Exercise brief
Your task is to copy every record exactly.

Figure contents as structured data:
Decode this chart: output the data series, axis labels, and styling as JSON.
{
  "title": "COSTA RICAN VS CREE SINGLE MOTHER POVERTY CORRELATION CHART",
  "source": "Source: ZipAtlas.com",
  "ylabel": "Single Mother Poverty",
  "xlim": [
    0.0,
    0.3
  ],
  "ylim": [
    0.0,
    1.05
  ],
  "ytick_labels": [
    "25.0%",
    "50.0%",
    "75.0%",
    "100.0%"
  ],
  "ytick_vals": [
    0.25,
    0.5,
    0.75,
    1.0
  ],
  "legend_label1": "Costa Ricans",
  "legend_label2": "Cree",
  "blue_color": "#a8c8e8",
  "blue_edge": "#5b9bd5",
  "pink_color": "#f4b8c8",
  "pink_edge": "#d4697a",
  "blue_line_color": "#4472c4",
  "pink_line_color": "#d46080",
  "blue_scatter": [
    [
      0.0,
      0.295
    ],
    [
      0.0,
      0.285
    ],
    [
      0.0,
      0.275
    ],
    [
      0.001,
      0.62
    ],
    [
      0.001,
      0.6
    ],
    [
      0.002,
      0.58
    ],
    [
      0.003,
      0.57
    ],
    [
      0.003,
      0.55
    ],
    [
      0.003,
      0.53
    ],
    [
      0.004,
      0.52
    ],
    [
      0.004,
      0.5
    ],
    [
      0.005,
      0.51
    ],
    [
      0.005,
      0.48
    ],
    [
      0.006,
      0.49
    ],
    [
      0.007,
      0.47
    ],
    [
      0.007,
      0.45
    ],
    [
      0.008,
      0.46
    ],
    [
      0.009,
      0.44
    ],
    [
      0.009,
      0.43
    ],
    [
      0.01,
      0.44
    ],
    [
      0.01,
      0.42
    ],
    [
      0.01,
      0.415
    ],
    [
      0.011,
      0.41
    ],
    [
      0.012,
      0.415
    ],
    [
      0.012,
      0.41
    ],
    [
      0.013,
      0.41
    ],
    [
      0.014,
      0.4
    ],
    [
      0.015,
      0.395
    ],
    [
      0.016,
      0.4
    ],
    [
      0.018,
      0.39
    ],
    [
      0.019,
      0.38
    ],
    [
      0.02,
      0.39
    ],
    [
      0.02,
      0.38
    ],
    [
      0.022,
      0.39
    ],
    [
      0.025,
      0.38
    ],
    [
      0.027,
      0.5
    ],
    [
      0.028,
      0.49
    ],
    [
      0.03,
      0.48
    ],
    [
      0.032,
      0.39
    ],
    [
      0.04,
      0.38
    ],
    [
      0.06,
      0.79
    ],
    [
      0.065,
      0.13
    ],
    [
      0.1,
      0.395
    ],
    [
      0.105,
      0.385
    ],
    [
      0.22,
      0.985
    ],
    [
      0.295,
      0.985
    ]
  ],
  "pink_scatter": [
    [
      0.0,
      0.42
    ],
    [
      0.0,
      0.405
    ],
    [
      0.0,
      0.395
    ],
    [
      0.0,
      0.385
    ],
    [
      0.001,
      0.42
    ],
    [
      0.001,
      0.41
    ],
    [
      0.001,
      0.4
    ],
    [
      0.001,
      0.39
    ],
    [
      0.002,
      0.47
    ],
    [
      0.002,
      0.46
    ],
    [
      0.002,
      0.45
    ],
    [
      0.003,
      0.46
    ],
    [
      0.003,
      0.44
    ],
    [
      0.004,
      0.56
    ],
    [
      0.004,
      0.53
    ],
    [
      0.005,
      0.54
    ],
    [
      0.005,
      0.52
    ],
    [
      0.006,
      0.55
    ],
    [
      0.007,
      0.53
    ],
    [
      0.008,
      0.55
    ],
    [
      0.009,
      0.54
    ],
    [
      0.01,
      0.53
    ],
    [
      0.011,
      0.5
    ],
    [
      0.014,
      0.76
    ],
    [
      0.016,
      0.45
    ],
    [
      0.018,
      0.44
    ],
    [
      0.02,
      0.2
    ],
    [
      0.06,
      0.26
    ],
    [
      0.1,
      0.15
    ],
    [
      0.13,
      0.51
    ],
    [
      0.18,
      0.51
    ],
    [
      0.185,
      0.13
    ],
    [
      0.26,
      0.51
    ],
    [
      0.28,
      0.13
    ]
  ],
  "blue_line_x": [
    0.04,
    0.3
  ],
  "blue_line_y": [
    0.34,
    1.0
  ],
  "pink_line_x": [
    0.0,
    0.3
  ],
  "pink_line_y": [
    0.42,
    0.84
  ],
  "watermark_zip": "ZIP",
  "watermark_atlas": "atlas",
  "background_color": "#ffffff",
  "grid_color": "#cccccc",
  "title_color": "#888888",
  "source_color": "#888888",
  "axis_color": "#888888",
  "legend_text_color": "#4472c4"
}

Task output
Decode this chart: output the data series, axis labels, and styling as JSON.
{
  "title": "COSTA RICAN VS CREE SINGLE MOTHER POVERTY CORRELATION CHART",
  "source": "Source: ZipAtlas.com",
  "ylabel": "Single Mother Poverty",
  "xlim": [
    0.0,
    0.3
  ],
  "ylim": [
    0.0,
    1.05
  ],
  "ytick_labels": [
    "25.0%",
    "50.0%",
    "75.0%",
    "100.0%"
  ],
  "ytick_vals": [
    0.25,
    0.5,
    0.75,
    1.0
  ],
  "legend_label1": "Costa Ricans",
  "legend_label2": "Cree",
  "blue_color": "#a8c8e8",
  "blue_edge": "#5b9bd5",
  "pink_color": "#f4b8c8",
  "pink_edge": "#d4697a",
  "blue_line_color": "#4472c4",
  "pink_line_color": "#d46080",
  "blue_scatter": [
    [
      0.0,
      0.295
    ],
    [
      0.0,
      0.285
    ],
    [
      0.0,
      0.275
    ],
    [
      0.001,
      0.62
    ],
    [
      0.001,
      0.6
    ],
    [
      0.002,
      0.58
    ],
    [
      0.003,
      0.57
    ],
    [
      0.003,
      0.55
    ],
    [
      0.003,
      0.53
    ],
    [
      0.004,
      0.52
    ],
    [
      0.004,
      0.5
    ],
    [
      0.005,
      0.51
    ],
    [
      0.005,
      0.48
    ],
    [
      0.006,
      0.49
    ],
    [
      0.007,
      0.47
    ],
    [
      0.007,
      0.45
    ],
    [
      0.008,
      0.46
    ],
    [
      0.009,
      0.44
    ],
    [
      0.009,
      0.43
    ],
    [
      0.01,
      0.44
    ],
    [
      0.01,
      0.42
    ],
    [
      0.01,
      0.415
    ],
    [
      0.011,
      0.41
    ],
    [
      0.012,
      0.415
    ],
    [
      0.012,
      0.41
    ],
    [
      0.013,
      0.41
    ],
    [
      0.014,
      0.4
    ],
    [
      0.015,
      0.395
    ],
    [
      0.016,
      0.4
    ],
    [
      0.018,
      0.39
    ],
    [
      0.019,
      0.38
    ],
    [
      0.02,
      0.39
    ],
    [
      0.02,
      0.38
    ],
    [
      0.022,
      0.39
    ],
    [
      0.025,
      0.38
    ],
    [
      0.027,
      0.5
    ],
    [
      0.028,
      0.49
    ],
    [
      0.03,
      0.48
    ],
    [
      0.032,
      0.39
    ],
    [
      0.04,
      0.38
    ],
    [
      0.06,
      0.79
    ],
    [
      0.065,
      0.13
    ],
    [
      0.1,
      0.395
    ],
    [
      0.105,
      0.385
    ],
    [
      0.22,
      0.985
    ],
    [
      0.295,
      0.985
    ]
  ],
  "pink_scatter": [
    [
      0.0,
      0.42
    ],
    [
      0.0,
      0.405
    ],
    [
      0.0,
      0.395
    ],
    [
      0.0,
      0.385
    ],
    [
      0.001,
      0.42
    ],
    [
      0.001,
      0.41
    ],
    [
      0.001,
      0.4
    ],
    [
      0.001,
      0.39
    ],
    [
      0.002,
      0.47
    ],
    [
      0.002,
      0.46
    ],
    [
      0.002,
      0.45
    ],
    [
      0.003,
      0.46
    ],
    [
      0.003,
      0.44
    ],
    [
      0.004,
      0.56
    ],
    [
      0.004,
      0.53
    ],
    [
      0.005,
      0.54
    ],
    [
      0.005,
      0.52
    ],
    [
      0.006,
      0.55
    ],
    [
      0.007,
      0.53
    ],
    [
      0.008,
      0.55
    ],
    [
      0.009,
      0.54
    ],
    [
      0.01,
      0.53
    ],
    [
      0.011,
      0.5
    ],
    [
      0.014,
      0.76
    ],
    [
      0.016,
      0.45
    ],
    [
      0.018,
      0.44
    ],
    [
      0.02,
      0.2
    ],
    [
      0.06,
      0.26
    ],
    [
      0.1,
      0.15
    ],
    [
      0.13,
      0.51
    ],
    [
      0.18,
      0.51
    ],
    [
      0.185,
      0.13
    ],
    [
      0.26,
      0.51
    ],
    [
      0.28,
      0.13
    ]
  ],
  "blue_line_x": [
    0.04,
    0.3
  ],
  "blue_line_y": [
    0.34,
    1.0
  ],
  "pink_line_x": [
    0.0,
    0.3
  ],
  "pink_line_y": [
    0.42,
    0.84
  ],
  "watermark_zip": "ZIP",
  "watermark_atlas": "atlas",
  "background_color": "#ffffff",
  "grid_color": "#cccccc",
  "title_color": "#888888",
  "source_color": "#888888",
  "axis_color": "#888888",
  "legend_text_color": "#4472c4"
}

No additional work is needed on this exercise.